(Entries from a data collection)
━━━━
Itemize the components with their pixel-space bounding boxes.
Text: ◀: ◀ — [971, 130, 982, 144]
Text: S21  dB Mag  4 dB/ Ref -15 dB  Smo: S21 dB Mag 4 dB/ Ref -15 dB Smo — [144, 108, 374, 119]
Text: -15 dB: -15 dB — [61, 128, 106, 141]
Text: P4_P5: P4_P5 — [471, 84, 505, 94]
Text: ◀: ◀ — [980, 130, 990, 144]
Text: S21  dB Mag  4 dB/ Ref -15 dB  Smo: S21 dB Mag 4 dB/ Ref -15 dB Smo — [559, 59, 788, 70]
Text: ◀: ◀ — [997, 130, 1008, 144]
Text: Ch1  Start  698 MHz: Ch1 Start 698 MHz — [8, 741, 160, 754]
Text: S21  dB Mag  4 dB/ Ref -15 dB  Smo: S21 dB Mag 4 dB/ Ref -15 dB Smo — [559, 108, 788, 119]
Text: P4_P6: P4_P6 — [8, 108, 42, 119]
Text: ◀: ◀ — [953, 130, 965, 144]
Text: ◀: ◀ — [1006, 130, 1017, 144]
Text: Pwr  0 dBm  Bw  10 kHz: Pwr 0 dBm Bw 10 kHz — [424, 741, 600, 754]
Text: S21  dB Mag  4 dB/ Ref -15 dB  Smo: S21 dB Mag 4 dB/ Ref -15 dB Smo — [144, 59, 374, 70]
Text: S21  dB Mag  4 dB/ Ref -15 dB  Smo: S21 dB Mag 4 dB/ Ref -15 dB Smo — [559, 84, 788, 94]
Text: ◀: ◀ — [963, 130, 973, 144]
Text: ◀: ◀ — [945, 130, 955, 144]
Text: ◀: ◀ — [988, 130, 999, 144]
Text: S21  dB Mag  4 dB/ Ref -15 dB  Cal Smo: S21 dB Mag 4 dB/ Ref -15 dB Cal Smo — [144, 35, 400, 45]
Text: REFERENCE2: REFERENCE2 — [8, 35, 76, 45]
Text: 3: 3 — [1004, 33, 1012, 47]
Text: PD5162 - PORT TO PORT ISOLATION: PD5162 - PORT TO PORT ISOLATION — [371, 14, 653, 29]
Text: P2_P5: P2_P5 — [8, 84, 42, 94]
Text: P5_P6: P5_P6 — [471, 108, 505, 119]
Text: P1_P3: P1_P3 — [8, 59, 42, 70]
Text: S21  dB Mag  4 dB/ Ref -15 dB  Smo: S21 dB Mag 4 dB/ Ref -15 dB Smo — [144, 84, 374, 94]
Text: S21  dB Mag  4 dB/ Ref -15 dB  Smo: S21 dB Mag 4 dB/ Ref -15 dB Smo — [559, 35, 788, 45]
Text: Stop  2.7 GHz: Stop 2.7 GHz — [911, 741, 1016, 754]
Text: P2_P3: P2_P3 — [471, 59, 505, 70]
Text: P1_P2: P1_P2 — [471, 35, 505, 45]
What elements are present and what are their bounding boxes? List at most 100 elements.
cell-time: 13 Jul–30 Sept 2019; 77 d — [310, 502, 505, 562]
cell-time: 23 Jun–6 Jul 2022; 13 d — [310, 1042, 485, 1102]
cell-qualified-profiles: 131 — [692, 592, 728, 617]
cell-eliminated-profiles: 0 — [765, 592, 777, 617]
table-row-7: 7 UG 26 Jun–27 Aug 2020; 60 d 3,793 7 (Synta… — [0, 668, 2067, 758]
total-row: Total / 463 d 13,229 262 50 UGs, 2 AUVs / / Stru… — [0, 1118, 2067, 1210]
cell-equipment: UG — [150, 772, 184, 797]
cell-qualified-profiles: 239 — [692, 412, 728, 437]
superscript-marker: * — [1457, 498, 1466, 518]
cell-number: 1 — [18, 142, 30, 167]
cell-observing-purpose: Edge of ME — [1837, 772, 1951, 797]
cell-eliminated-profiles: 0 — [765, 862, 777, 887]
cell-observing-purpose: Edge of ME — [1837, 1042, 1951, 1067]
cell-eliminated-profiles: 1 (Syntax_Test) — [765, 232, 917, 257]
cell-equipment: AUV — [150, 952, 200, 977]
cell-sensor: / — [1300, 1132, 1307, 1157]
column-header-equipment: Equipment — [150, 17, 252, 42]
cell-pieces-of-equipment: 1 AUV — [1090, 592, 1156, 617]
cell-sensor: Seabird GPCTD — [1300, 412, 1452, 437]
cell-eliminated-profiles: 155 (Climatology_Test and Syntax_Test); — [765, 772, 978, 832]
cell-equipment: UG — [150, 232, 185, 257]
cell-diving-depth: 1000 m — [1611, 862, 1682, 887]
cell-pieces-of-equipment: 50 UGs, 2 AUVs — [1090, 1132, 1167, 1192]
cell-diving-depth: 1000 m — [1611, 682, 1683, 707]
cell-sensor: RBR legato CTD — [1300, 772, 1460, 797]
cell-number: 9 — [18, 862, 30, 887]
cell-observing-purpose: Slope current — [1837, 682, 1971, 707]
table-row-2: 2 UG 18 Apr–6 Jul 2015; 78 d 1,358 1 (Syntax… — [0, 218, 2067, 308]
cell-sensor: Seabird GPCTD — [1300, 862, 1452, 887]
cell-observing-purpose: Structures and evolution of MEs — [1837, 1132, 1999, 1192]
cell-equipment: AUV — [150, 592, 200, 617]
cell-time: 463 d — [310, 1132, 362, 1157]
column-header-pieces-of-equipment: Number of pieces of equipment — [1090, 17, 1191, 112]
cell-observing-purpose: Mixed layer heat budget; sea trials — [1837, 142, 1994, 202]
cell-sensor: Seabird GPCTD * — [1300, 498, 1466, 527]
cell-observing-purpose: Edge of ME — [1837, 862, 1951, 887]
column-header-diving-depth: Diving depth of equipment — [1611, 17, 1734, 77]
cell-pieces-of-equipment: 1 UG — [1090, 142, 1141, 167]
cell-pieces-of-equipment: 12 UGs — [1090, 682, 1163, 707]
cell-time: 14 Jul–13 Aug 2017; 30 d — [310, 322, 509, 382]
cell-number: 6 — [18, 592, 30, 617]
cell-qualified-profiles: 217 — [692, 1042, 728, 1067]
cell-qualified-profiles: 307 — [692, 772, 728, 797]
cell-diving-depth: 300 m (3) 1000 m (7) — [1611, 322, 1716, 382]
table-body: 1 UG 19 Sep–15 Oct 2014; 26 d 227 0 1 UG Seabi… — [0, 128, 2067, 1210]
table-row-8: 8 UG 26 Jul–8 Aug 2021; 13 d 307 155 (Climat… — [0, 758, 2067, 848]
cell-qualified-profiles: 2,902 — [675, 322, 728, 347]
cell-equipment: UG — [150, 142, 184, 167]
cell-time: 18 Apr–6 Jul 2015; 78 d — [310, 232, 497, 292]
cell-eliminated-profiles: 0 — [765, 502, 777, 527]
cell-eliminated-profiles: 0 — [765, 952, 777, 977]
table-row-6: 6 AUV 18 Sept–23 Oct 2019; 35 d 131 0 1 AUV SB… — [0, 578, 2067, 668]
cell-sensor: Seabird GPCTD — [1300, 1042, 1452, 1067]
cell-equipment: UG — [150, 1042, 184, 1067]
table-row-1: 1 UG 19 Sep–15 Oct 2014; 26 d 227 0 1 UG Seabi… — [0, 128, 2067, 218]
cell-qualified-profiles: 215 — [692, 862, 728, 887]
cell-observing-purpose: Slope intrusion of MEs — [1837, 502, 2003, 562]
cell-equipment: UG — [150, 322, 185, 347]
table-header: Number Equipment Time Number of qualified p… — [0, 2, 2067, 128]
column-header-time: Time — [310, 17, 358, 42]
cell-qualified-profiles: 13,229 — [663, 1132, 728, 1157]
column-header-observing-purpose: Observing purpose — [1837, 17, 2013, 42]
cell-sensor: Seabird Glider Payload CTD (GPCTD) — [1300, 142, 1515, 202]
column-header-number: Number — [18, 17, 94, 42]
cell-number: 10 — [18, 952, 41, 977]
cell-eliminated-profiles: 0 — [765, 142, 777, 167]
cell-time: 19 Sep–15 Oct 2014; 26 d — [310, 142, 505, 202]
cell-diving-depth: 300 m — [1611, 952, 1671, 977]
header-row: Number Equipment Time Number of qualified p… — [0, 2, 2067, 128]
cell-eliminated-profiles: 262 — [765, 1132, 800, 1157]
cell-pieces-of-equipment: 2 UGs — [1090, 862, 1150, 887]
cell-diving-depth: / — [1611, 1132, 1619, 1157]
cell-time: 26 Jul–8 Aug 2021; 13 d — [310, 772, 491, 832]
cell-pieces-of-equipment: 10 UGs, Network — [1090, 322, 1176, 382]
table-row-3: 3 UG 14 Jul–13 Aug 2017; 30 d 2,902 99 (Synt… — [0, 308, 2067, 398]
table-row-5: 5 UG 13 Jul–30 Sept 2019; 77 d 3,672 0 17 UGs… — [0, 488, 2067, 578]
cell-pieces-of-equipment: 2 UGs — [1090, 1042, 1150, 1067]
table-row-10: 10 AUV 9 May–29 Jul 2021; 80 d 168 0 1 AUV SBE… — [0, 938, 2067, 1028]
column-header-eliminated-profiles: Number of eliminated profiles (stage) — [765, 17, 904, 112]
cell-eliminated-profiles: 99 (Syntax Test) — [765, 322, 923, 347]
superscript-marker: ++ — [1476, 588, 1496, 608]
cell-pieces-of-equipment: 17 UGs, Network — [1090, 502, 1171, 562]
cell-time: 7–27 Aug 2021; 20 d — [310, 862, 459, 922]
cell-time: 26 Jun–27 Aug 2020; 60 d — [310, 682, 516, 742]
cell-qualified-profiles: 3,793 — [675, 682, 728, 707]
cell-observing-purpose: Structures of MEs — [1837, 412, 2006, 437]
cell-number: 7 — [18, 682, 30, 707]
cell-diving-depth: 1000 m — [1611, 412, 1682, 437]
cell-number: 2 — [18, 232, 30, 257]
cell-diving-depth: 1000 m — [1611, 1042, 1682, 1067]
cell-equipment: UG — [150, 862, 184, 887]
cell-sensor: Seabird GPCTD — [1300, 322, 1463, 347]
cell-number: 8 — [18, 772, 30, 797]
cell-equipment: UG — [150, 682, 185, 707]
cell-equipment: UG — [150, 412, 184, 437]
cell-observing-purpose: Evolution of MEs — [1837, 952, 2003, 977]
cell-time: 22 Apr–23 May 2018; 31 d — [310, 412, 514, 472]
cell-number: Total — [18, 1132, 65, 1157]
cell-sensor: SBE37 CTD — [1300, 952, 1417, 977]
━━━━
- **Job**: Reproduce the entries word for word from the very start through the line that contains "Text: ◀: ◀ — [1006, 130, 1017, 144]", with both ends included.

- **Solved exercise**:
Itemize the components with their pixel-space bounding boxes.
Text: ◀: ◀ — [971, 130, 982, 144]
Text: S21  dB Mag  4 dB/ Ref -15 dB  Smo: S21 dB Mag 4 dB/ Ref -15 dB Smo — [144, 108, 374, 119]
Text: -15 dB: -15 dB — [61, 128, 106, 141]
Text: P4_P5: P4_P5 — [471, 84, 505, 94]
Text: ◀: ◀ — [980, 130, 990, 144]
Text: S21  dB Mag  4 dB/ Ref -15 dB  Smo: S21 dB Mag 4 dB/ Ref -15 dB Smo — [559, 59, 788, 70]
Text: ◀: ◀ — [997, 130, 1008, 144]
Text: Ch1  Start  698 MHz: Ch1 Start 698 MHz — [8, 741, 160, 754]
Text: S21  dB Mag  4 dB/ Ref -15 dB  Smo: S21 dB Mag 4 dB/ Ref -15 dB Smo — [559, 108, 788, 119]
Text: P4_P6: P4_P6 — [8, 108, 42, 119]
Text: ◀: ◀ — [953, 130, 965, 144]
Text: ◀: ◀ — [1006, 130, 1017, 144]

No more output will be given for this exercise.